Stored records
[START]

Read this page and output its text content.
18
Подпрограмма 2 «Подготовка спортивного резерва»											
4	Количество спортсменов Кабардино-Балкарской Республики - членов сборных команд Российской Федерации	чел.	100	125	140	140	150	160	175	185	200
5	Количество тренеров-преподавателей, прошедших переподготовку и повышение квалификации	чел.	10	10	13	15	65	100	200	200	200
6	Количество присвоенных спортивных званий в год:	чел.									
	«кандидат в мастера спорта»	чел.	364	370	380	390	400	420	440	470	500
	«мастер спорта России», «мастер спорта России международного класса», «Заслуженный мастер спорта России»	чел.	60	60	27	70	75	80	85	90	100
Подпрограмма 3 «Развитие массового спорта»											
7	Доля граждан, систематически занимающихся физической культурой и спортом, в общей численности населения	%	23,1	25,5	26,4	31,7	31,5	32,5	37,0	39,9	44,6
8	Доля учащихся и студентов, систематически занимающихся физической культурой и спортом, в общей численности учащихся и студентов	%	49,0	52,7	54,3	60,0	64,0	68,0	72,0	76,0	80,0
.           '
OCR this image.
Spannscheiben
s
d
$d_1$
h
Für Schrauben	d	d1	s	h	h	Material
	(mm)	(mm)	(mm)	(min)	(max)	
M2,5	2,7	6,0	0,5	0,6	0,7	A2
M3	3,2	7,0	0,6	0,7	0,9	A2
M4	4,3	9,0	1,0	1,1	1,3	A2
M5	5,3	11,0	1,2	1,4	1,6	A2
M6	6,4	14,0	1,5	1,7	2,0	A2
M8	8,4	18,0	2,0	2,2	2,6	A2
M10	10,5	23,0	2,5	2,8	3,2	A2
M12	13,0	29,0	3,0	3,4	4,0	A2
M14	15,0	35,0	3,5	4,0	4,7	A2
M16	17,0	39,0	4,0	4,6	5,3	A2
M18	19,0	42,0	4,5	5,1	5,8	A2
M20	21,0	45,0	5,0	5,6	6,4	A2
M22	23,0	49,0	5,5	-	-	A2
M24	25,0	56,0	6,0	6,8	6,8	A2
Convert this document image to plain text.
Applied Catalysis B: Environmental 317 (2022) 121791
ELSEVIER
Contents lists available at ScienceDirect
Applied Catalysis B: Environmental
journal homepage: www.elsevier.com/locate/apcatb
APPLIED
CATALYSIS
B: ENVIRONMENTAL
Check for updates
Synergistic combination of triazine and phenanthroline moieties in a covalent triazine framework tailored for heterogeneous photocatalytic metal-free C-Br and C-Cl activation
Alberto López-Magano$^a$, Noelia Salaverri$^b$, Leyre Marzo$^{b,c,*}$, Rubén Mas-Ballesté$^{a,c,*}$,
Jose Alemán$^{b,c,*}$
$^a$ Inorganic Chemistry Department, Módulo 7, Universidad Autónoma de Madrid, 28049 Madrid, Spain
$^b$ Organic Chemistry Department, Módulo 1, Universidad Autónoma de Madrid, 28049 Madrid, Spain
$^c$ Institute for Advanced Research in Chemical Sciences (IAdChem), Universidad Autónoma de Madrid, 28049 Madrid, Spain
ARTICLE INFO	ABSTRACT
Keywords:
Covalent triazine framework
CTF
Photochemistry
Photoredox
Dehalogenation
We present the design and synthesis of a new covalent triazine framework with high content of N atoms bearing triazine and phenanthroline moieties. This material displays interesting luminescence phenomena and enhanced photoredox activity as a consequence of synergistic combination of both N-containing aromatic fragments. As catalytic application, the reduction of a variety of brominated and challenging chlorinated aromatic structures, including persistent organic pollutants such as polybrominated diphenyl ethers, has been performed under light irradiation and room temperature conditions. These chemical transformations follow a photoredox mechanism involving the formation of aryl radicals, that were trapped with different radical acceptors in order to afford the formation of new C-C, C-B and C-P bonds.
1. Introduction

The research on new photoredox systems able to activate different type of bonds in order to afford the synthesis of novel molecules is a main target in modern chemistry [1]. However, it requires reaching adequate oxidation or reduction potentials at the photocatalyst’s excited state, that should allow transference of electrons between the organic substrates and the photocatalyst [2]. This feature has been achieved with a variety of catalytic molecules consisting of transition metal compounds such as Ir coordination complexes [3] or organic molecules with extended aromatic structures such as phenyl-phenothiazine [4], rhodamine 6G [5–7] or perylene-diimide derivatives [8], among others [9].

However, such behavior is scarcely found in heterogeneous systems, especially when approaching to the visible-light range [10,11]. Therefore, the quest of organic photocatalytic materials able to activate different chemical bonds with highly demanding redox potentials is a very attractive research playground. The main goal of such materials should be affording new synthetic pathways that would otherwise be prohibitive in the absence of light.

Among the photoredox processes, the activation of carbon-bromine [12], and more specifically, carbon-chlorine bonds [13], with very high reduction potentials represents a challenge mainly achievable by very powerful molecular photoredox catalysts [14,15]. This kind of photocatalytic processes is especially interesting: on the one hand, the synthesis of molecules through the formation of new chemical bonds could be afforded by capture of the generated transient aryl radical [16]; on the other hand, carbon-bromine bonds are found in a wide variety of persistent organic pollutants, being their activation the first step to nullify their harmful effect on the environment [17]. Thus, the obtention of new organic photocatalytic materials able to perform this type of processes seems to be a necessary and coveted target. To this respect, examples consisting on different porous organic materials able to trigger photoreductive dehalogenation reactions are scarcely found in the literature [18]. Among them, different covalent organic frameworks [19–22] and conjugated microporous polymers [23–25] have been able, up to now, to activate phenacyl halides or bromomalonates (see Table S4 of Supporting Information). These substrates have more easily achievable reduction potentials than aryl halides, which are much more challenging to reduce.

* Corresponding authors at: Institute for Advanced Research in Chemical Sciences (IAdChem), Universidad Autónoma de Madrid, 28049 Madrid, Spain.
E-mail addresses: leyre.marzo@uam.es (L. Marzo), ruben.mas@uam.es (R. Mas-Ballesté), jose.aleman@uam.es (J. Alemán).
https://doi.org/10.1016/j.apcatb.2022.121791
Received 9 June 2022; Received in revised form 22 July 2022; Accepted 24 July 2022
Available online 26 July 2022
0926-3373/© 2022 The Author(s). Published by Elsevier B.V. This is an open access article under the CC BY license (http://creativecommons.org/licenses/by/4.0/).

[END]

EXERCISE GOAL
Copy out all lines above that include the string "Madrid".

EXERCISE RESPONSE
$^a$ Inorganic Chemistry Department, Módulo 7, Universidad Autónoma de Madrid, 28049 Madrid, Spain
$^b$ Organic Chemistry Department, Módulo 1, Universidad Autónoma de Madrid, 28049 Madrid, Spain
$^c$ Institute for Advanced Research in Chemical Sciences (IAdChem), Universidad Autónoma de Madrid, 28049 Madrid, Spain
* Corresponding authors at: Institute for Advanced Research in Chemical Sciences (IAdChem), Universidad Autónoma de Madrid, 28049 Madrid, Spain.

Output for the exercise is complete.